Copy out each line below that has the word "healthcare" in it.

— begin Provided records —

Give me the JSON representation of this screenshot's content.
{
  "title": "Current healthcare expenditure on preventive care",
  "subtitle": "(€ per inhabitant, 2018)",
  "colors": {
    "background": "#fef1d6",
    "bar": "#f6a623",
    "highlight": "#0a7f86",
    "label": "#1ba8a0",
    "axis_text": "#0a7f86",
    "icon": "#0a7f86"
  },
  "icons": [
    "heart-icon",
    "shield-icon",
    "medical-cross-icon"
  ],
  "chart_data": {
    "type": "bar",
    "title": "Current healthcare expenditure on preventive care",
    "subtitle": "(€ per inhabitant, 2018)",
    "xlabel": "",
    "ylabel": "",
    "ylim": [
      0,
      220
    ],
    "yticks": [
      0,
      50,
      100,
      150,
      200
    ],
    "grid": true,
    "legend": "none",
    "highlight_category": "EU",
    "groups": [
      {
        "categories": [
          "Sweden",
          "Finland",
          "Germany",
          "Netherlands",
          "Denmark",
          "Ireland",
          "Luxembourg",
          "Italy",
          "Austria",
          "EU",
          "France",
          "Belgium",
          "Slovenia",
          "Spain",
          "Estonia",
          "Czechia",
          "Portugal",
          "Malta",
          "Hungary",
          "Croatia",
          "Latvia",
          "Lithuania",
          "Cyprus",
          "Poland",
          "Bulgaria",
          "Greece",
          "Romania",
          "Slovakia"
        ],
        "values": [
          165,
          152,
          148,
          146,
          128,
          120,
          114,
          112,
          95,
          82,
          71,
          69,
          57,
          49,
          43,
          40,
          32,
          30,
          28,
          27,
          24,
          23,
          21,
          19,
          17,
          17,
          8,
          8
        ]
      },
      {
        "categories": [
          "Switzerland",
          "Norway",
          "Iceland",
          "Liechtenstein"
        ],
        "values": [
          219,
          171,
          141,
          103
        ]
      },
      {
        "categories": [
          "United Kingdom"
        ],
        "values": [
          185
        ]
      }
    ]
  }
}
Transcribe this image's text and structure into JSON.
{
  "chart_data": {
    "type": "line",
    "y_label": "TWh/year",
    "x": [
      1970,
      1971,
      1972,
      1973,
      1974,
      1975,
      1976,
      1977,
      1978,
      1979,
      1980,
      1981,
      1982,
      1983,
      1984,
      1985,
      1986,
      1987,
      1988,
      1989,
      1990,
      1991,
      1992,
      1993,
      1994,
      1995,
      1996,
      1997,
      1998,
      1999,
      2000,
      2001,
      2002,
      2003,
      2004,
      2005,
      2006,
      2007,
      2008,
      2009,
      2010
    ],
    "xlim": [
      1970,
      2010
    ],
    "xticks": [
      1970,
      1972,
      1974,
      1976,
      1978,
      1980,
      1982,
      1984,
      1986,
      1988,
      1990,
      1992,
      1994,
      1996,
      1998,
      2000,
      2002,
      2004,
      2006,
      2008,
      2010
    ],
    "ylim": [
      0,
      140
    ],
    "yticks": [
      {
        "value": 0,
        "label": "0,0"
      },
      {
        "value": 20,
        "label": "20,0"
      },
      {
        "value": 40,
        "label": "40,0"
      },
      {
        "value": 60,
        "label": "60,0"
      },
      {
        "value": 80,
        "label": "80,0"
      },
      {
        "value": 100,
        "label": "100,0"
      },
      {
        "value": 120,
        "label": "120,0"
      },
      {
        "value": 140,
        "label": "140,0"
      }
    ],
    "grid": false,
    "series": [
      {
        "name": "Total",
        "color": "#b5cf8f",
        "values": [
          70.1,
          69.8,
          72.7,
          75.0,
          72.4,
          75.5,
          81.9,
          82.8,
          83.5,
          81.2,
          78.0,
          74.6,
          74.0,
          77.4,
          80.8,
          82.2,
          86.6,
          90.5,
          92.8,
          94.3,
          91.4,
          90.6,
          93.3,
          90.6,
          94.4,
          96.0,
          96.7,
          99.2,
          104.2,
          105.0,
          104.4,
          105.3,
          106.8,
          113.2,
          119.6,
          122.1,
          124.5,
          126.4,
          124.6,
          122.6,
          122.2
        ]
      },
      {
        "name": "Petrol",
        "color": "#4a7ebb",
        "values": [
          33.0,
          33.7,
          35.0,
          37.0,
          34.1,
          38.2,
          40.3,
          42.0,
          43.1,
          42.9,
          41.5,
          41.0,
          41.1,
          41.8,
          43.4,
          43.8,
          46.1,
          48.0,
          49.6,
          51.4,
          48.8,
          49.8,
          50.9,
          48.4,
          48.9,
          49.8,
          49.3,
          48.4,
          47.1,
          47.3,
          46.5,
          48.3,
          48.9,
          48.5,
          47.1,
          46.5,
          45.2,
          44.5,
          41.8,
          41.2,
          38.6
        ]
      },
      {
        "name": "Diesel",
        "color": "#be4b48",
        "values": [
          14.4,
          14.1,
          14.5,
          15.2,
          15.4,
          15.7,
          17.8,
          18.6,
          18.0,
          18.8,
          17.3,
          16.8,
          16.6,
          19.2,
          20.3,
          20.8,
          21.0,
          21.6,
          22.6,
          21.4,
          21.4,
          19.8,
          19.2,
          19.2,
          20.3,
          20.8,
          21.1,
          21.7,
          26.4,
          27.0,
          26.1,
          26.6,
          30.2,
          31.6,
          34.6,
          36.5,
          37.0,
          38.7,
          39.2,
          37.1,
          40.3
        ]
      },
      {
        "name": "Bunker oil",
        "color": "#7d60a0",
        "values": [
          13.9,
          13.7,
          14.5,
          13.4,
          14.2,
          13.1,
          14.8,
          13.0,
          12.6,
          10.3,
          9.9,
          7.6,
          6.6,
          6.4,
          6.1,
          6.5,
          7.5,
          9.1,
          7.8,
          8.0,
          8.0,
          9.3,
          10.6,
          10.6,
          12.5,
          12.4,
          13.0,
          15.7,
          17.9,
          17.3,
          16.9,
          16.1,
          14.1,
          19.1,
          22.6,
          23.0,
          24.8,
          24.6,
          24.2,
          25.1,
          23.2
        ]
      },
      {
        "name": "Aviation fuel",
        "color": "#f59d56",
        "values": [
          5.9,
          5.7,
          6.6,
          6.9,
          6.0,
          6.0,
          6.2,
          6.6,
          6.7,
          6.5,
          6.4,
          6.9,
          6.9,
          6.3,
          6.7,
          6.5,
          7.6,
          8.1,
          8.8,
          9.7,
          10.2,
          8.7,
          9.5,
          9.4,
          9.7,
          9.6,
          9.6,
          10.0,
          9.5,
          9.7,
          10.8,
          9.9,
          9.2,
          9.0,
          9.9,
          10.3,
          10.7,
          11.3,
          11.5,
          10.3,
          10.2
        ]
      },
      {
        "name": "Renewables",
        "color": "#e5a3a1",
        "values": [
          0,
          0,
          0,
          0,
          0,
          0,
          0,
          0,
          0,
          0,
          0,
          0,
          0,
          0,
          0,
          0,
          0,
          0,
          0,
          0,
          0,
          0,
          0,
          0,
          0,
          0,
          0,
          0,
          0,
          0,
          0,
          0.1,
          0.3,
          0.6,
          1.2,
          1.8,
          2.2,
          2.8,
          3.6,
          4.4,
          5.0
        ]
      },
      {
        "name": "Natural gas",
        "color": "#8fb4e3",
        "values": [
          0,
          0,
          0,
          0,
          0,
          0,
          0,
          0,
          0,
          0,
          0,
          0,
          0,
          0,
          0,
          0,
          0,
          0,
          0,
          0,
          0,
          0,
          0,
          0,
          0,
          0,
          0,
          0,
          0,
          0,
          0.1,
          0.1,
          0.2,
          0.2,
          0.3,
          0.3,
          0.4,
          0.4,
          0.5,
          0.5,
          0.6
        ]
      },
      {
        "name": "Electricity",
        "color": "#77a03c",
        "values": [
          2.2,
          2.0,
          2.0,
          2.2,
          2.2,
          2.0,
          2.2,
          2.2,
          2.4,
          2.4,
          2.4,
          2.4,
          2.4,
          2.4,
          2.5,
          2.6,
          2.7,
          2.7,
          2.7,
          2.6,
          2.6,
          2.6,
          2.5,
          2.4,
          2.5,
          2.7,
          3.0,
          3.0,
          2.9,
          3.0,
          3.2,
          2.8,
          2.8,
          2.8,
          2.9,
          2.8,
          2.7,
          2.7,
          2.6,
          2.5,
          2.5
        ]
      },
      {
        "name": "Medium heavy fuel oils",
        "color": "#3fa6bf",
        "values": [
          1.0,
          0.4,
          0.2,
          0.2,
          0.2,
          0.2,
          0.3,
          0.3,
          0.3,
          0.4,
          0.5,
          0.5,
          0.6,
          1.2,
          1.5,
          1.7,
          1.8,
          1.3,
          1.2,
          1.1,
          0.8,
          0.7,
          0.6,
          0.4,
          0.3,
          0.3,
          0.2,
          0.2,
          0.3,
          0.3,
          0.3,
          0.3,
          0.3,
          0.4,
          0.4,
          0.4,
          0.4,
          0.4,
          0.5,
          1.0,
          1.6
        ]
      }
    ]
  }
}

— end Provided records —

_Finished task_
  "title": "Current healthcare expenditure on preventive care",
    "title": "Current healthcare expenditure on preventive care",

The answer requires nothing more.